* **Texto extraído**
────

Como conseguir clientes de assistente virtual
Você sabe organizar agenda, responder cliente, montar planilha, cuidar de e-mail e tocar a parte chata que todo dono de negócio empurra com a barriga. O problema nunca foi a competência: é que ninguém sabe que você existe. Você manda proposta no direct, entra em grupo de freelancer, faz teste grátis pra cinco pessoas e, no fim do mês, fechou um cliente que some depois de duas semanas.
Este artigo é prático e direto. Vou te mostrar como cobrar de assistente virtual sem se desvalorizar (por hora, por pacote e por retainer mensal), o que você precisa pra começar hoje sem gastar quase nada, e — o ponto que mais trava todo mundo — como conseguir clientes de assistente virtual de forma constante, sem depender de indicação solta nem de plataforma que leva 20% da sua diária.
Quanto cobrar de assistente virtual sem se desvalorizar
Existem três jeitos de cobrar, e o erro mais comum é ficar preso só no primeiro. Por hora avulsa, em 2026, o piso realista para uma assistente iniciante no Brasil fica entre R$ 25 e R$ 40 a hora; com experiência em rotina executiva, gestão de redes ou tráfego, sobe pra R$ 50 a R$ 90. Hora avulsa é bom pra tarefa pontual (organizar uma caixa de e-mail bagunçada, montar uma apresentação), mas é o pior modelo pra sua renda, porque te obriga a vender seu tempo de novo todo mês.

────

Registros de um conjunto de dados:
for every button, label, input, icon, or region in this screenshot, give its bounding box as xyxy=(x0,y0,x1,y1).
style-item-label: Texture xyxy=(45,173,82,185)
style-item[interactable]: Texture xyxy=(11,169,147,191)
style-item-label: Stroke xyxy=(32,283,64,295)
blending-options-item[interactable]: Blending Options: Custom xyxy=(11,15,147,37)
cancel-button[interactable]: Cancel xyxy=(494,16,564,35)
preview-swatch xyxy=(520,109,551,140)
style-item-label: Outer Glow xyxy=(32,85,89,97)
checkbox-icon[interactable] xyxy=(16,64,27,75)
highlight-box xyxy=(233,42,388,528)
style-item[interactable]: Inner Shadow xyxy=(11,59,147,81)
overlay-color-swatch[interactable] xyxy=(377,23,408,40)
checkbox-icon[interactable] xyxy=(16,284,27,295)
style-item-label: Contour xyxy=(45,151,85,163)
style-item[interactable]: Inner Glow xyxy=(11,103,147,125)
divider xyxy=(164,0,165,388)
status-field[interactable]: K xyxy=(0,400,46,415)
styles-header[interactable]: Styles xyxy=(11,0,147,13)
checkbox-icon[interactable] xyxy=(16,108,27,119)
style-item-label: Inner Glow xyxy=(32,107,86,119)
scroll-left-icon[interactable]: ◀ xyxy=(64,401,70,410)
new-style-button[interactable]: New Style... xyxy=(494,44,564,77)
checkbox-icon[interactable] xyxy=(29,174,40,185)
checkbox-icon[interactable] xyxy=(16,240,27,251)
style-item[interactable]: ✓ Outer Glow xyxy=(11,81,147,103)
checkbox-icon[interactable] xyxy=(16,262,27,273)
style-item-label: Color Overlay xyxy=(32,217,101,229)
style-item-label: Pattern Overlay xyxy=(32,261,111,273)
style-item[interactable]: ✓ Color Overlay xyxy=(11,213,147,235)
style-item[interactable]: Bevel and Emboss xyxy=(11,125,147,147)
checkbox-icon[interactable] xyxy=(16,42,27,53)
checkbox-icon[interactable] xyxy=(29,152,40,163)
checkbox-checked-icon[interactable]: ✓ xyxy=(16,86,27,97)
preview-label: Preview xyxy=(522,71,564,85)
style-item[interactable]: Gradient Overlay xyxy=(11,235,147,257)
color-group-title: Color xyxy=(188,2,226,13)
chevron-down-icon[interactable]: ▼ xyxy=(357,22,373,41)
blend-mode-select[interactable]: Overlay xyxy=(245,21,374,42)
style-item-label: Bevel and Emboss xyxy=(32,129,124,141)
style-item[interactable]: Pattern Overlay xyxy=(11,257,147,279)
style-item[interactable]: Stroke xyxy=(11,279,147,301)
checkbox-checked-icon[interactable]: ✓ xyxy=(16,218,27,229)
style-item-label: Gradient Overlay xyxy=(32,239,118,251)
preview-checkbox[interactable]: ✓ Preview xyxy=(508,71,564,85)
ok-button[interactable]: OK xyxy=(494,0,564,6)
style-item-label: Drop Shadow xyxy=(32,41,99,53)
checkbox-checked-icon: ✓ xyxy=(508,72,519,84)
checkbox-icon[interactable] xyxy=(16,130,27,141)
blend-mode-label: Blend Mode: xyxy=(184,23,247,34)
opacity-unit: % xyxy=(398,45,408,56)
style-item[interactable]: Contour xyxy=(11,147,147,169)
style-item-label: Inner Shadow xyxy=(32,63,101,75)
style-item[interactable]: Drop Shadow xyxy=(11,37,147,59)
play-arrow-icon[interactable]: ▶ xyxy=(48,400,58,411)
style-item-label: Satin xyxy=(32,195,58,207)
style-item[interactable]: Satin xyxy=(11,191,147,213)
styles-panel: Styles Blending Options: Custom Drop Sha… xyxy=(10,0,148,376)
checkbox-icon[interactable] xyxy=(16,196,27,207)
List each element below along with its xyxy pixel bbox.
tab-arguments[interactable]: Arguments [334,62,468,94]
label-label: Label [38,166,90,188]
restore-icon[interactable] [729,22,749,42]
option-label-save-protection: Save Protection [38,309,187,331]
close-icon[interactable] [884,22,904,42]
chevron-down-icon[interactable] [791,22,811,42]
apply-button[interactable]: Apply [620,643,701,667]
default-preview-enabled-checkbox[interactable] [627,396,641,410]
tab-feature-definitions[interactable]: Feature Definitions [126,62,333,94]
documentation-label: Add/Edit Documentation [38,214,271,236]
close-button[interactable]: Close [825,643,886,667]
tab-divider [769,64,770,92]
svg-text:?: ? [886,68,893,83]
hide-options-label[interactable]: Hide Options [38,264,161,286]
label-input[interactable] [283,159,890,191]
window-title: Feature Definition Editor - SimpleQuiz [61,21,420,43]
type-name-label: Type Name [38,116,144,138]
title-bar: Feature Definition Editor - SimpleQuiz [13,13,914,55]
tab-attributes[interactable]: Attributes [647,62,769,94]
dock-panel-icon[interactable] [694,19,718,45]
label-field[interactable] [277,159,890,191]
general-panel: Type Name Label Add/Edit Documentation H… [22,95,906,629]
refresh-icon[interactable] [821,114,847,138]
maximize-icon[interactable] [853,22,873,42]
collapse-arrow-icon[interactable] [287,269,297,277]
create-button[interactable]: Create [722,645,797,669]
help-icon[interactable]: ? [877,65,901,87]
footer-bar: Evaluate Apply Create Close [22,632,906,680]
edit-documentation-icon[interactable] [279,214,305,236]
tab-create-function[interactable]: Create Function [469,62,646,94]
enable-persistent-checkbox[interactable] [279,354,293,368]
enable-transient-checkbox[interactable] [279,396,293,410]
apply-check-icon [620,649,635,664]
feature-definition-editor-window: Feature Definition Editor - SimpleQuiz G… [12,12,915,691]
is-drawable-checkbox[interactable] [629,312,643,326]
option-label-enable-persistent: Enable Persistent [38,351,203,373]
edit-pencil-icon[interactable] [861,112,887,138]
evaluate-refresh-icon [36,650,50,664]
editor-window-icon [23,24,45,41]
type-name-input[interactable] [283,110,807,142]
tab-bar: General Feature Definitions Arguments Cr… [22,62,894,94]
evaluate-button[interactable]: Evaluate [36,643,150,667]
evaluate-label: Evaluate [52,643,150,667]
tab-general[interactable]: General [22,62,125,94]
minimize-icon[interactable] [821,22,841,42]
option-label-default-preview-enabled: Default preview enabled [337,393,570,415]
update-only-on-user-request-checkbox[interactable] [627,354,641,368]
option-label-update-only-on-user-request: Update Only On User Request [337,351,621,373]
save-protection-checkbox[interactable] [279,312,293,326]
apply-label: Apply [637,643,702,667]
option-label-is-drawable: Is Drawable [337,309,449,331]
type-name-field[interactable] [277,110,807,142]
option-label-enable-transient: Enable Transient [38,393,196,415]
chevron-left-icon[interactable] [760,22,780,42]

────

* **Explore o material**
- 1) Traduza para o inglês esta frase do texto sobre clientes de assistente virtual: "O problema nunca foi a competência: é que ninguém sabe que você existe."
- 2) Continue o texto sobre clientes de assistente virtual a partir da última frase.

* **Respostas numeradas**
- 1) The problem was never competence: it's that nobody knows you exist.

- 2)
O modelo que paga as contas é o pacote mensal (retainer): um número fixo de horas por mês em troca de um valor fixo. Por exemplo, 20 horas/mês por R$ 700 a R$ 900, ou 40 horas/mês por R$ 1.300 a R$ 1.800. O cliente gosta porque sabe o custo, e você gosta porque tem previsibilidade — três retainers de R$ 1.200 já são R$ 3.600 fixos antes de pegar qualquer tarefa avulsa. Outra opção forte é o pacote por entrega: 'cuido de toda a sua agenda e e-mails por R$ 990/mês', sem o cliente contar hora, o que valoriza o resultado e não o relógio.